**THE PROBLEM**:
Check each line below for the word "document" and give the number of lines that have it, nothing more.

★ ★ ★ ★

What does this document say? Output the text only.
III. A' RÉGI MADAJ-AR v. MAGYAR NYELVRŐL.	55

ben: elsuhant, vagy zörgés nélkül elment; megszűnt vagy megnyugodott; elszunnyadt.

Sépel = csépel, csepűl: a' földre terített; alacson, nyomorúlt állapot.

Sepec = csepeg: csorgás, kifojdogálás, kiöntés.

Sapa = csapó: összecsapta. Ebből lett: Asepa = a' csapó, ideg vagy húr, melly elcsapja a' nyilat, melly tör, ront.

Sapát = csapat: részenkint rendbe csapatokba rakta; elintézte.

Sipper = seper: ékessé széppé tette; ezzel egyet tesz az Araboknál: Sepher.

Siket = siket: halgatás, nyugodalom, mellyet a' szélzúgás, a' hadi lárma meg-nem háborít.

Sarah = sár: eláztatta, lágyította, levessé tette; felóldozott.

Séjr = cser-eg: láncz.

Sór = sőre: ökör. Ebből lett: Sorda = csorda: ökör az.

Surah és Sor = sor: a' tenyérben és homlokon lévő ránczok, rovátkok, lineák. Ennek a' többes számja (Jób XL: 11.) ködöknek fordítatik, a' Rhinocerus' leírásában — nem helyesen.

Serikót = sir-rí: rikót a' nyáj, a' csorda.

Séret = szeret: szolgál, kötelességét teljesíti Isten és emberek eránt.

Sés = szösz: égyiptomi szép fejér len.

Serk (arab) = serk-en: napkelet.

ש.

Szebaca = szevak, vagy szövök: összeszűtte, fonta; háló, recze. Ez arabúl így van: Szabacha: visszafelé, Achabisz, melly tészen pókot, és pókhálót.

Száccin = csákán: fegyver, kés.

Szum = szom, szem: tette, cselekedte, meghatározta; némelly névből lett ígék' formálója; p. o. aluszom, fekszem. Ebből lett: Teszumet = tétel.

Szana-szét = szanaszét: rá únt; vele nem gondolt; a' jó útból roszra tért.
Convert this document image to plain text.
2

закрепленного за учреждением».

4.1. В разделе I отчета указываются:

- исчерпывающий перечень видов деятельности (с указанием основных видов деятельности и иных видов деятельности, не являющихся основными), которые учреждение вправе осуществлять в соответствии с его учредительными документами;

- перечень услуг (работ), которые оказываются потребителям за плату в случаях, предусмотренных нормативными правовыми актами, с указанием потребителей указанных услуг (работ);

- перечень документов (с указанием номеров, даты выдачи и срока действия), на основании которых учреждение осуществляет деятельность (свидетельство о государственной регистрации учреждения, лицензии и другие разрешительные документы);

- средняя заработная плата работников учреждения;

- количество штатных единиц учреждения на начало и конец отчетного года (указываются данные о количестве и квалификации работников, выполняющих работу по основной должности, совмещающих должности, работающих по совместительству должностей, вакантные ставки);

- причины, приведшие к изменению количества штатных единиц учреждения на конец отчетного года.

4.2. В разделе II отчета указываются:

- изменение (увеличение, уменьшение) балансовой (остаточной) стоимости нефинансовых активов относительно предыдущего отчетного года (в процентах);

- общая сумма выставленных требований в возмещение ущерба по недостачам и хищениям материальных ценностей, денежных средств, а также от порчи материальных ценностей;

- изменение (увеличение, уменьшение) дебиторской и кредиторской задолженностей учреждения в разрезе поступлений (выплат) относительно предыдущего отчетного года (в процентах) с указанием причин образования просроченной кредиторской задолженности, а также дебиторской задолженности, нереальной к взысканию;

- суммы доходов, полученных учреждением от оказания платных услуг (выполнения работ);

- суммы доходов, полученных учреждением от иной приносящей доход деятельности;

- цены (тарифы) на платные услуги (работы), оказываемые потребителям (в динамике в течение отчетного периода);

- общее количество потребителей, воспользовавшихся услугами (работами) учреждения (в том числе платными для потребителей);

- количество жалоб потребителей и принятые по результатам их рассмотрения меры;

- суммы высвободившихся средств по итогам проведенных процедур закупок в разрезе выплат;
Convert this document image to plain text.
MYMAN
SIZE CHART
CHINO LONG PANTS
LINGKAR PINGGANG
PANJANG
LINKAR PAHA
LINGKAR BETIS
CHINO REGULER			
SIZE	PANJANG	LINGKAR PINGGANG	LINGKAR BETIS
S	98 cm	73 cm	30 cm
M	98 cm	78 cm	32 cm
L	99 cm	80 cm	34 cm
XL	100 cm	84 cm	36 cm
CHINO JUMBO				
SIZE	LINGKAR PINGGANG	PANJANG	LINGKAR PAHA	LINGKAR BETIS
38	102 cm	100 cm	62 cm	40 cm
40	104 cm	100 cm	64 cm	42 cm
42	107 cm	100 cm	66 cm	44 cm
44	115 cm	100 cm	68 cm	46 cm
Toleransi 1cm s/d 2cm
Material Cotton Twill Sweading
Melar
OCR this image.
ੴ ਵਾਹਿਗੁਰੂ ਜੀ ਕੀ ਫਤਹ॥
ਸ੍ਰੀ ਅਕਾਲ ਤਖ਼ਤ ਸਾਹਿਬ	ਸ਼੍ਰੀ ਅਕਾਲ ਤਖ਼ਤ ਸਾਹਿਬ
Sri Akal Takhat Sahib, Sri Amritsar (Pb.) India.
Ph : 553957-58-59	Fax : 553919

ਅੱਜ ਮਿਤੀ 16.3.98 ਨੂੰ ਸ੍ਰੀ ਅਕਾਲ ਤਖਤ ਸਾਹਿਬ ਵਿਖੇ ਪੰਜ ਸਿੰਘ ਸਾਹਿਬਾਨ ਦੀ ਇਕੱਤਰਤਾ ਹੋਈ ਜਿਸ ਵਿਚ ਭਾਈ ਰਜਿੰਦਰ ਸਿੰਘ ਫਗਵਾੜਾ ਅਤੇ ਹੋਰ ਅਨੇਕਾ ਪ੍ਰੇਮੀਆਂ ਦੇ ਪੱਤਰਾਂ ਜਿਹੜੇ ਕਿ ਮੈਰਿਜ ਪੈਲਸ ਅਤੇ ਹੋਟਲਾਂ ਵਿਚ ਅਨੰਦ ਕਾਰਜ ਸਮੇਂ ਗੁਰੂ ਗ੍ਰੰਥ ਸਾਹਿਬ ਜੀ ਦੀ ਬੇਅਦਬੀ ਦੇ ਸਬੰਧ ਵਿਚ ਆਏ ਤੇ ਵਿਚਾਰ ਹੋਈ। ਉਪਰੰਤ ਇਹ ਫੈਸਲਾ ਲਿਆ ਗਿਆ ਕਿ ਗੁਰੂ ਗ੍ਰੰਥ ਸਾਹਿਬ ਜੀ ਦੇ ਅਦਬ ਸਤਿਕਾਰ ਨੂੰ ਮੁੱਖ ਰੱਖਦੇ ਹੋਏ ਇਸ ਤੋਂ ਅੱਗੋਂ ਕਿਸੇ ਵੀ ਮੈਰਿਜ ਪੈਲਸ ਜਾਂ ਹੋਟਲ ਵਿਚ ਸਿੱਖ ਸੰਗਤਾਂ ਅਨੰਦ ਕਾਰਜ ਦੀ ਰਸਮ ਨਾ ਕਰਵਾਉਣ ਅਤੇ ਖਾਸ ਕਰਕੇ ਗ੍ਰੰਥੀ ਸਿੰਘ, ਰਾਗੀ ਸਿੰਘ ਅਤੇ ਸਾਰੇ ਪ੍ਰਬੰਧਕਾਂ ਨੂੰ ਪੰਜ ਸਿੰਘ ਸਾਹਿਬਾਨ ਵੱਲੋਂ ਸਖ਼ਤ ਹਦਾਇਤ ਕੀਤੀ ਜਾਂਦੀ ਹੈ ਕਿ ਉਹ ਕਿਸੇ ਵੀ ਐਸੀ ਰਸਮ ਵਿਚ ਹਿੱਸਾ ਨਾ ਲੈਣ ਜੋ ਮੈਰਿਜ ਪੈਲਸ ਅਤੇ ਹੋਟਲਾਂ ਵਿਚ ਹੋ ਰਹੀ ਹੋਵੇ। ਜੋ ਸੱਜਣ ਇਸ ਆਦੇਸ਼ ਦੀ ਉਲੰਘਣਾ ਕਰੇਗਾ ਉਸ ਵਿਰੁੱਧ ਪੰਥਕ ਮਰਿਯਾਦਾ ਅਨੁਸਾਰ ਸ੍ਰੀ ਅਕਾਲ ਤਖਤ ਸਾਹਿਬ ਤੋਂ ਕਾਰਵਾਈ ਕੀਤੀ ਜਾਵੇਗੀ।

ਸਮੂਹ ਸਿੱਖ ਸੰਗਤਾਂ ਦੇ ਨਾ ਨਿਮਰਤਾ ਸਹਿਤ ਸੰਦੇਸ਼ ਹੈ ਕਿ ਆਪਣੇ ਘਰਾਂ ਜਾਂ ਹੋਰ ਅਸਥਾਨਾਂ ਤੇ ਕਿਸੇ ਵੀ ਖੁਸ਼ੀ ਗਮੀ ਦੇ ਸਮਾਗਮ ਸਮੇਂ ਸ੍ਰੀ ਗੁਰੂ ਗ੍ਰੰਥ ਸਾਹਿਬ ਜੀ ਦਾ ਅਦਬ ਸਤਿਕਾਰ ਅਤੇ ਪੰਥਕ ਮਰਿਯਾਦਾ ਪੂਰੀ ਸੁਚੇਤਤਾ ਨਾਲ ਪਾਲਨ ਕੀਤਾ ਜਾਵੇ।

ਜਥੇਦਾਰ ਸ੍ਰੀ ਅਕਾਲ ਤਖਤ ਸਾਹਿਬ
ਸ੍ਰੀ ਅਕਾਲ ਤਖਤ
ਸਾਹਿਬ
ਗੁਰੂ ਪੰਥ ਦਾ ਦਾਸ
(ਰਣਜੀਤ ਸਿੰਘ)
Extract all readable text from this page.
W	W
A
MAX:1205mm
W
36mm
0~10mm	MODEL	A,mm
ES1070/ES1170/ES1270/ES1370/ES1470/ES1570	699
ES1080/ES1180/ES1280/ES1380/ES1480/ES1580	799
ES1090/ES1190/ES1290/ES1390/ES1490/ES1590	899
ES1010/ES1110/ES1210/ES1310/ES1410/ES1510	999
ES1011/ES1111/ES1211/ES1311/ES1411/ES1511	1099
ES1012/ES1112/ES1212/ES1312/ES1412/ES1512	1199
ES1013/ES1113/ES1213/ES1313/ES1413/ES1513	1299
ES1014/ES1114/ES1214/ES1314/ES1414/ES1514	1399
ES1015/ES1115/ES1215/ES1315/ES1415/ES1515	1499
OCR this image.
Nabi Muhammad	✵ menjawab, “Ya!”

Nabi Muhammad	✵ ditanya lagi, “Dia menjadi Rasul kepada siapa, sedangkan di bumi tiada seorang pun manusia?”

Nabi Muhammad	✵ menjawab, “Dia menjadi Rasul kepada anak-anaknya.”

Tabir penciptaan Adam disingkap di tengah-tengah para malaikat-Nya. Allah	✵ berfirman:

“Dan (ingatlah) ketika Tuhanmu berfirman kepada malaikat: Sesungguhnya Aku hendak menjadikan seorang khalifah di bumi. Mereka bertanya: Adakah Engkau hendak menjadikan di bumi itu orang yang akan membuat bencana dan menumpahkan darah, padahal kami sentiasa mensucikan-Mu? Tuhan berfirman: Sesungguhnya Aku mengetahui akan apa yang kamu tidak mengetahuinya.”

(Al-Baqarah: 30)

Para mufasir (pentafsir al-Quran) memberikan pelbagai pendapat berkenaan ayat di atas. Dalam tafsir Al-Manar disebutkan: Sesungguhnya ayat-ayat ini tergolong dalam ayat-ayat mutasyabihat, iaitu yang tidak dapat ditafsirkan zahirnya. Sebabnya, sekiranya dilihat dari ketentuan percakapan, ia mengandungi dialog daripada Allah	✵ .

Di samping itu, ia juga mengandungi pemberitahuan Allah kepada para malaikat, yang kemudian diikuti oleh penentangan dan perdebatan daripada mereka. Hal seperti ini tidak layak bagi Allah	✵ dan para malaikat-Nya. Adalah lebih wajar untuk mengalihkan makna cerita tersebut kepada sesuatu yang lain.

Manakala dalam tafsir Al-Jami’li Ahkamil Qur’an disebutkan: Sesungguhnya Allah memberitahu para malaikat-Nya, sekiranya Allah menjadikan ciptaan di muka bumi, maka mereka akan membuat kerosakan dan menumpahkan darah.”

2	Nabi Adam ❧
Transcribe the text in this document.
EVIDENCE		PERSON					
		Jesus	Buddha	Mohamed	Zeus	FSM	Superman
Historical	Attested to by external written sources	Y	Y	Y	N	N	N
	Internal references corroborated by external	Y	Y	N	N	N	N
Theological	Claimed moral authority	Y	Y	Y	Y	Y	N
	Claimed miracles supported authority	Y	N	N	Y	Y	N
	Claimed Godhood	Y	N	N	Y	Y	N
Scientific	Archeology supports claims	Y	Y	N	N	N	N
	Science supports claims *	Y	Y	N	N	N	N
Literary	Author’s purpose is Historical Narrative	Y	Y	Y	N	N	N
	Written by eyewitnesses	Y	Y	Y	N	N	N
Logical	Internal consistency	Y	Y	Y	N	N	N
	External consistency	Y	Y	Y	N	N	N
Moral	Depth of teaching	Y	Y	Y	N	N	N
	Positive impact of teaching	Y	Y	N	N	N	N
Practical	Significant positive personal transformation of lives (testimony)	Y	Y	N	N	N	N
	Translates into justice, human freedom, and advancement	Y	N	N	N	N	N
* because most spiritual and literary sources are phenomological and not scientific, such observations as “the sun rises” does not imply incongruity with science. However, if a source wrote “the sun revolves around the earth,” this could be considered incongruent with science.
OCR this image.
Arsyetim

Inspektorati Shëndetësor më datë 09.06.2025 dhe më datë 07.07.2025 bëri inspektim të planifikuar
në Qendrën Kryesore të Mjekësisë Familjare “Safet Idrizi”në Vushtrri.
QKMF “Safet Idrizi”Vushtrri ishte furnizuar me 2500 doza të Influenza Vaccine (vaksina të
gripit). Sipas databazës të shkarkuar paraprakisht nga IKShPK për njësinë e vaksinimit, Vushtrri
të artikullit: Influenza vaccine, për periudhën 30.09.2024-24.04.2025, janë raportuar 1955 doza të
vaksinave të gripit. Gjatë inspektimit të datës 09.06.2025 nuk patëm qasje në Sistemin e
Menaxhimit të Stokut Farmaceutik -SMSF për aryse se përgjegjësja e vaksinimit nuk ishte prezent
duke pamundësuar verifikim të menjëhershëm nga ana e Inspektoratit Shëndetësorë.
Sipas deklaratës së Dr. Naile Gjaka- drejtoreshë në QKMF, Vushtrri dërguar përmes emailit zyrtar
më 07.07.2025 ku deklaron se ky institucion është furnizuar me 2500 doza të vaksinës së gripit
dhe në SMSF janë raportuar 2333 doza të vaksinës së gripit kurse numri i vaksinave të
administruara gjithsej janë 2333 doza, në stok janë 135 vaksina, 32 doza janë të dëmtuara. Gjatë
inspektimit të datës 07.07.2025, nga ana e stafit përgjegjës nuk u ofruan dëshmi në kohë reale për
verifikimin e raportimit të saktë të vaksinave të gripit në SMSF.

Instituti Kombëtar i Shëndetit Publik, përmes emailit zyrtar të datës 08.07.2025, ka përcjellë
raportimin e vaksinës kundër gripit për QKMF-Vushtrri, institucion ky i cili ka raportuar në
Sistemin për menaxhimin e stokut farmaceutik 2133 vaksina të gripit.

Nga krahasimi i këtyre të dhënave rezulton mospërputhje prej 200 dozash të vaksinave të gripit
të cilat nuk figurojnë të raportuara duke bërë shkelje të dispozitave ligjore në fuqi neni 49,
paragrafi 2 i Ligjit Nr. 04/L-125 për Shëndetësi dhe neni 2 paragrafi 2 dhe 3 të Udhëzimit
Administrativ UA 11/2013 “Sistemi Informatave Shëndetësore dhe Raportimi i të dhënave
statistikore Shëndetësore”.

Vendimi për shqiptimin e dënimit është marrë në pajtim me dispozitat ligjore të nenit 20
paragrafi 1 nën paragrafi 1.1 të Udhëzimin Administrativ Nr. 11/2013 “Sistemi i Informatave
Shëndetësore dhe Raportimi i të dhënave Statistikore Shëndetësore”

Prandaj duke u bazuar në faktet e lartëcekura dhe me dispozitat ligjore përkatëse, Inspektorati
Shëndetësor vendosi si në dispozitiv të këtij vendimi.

★ ★ ★ ★

**RESULT OF THE EXERCISE**:
4